→ **Required task**:
Locate each line holding the string "nécessaires" and copy it.

>> START Provided records

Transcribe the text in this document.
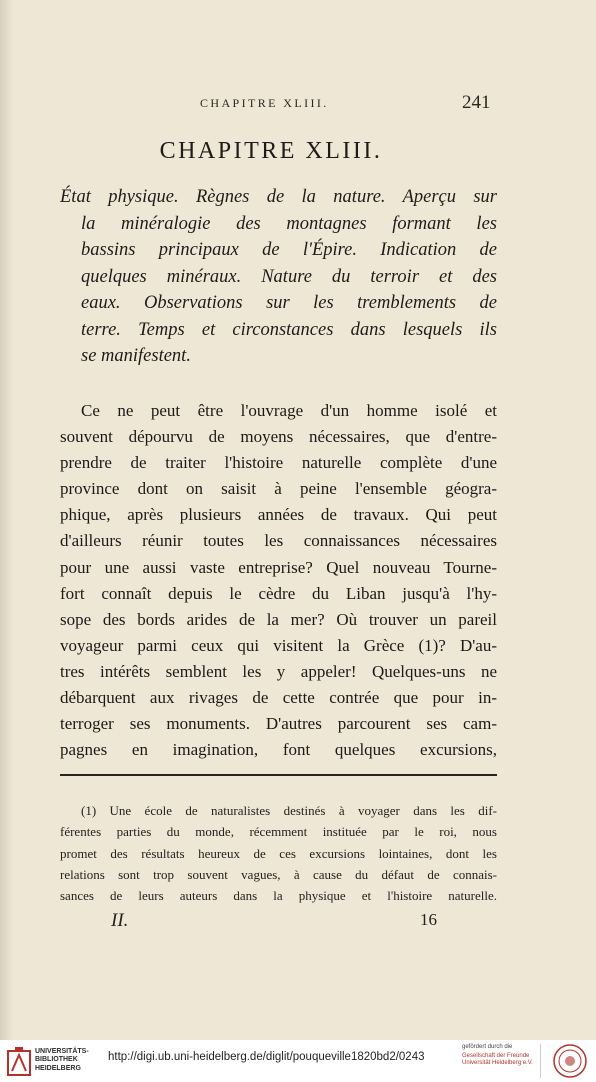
CHAPITRE XLIII.	241
CHAPITRE XLIII.
État physique. Règnes de la nature. Aperçu sur
la minéralogie des montagnes formant les
bassins principaux de l'Épire. Indication de
quelques minéraux. Nature du terroir et des
eaux. Observations sur les tremblements de
terre. Temps et circonstances dans lesquels ils
se manifestent.
Ce ne peut être l'ouvrage d'un homme isolé et
souvent dépourvu de moyens nécessaires, que d'entre-
prendre de traiter l'histoire naturelle complète d'une
province dont on saisit à peine l'ensemble géogra-
phique, après plusieurs années de travaux. Qui peut
d'ailleurs réunir toutes les connaissances nécessaires
pour une aussi vaste entreprise? Quel nouveau Tourne-
fort connaît depuis le cèdre du Liban jusqu'à l'hy-
sope des bords arides de la mer? Où trouver un pareil
voyageur parmi ceux qui visitent la Grèce (1)? D'au-
tres intérêts semblent les y appeler! Quelques-uns ne
débarquent aux rivages de cette contrée que pour in-
terroger ses monuments. D'autres parcourent ses cam-
pagnes en imagination, font quelques excursions,
(1) Une école de naturalistes destinés à voyager dans les dif-
férentes parties du monde, récemment instituée par le roi, nous
promet des résultats heureux de ces excursions lointaines, dont les
relations sont trop souvent vagues, à cause du défaut de connais-
sances de leurs auteurs dans la physique et l'histoire naturelle.
II.	16
UNIVERSITÄTS-
BIBLIOTHEK
HEIDELBERG
http://digi.ub.uni-heidelberg.de/diglit/pouqueville1820bd2/0243
gefördert durch die
Gesellschaft der Freunde
Universität Heidelberg e.V.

>> END Provided records

→ **Response**:
souvent dépourvu de moyens nécessaires, que d'entre-
d'ailleurs réunir toutes les connaissances nécessaires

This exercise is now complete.